> **TASK TO COMPLETE**: Report the count of lines where the string "number" appears, and nothing else.

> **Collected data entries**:
···

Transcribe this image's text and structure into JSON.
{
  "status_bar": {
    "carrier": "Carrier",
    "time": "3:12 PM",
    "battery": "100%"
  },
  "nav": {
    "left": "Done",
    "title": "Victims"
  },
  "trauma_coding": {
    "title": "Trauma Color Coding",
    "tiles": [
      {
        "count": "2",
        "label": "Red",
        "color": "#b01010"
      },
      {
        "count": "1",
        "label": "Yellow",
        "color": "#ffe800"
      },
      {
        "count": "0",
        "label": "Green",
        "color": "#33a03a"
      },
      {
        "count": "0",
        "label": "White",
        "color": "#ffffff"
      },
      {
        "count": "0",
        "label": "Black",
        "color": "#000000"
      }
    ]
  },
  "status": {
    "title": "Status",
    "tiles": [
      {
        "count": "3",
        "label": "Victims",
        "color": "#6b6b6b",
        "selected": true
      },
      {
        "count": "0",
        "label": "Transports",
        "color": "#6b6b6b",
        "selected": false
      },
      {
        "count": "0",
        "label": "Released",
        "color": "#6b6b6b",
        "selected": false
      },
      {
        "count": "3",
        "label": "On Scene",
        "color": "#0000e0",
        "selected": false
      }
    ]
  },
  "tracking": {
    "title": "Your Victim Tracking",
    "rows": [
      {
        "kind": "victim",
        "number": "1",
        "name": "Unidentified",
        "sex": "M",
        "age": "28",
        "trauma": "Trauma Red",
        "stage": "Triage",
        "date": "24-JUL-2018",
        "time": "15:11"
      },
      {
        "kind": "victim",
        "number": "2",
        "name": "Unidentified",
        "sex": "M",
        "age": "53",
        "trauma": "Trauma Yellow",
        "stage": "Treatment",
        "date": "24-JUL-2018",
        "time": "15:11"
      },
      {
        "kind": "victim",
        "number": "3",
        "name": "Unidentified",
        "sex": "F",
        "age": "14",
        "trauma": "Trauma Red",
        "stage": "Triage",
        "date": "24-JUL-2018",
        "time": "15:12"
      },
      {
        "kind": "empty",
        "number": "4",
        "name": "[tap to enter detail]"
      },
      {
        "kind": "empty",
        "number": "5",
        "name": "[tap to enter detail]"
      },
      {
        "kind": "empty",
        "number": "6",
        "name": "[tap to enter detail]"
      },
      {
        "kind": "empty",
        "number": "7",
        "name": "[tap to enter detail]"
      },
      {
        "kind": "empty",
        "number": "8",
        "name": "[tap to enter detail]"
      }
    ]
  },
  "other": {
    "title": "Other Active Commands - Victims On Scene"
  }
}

···

> **TASK RESPONSE**: 8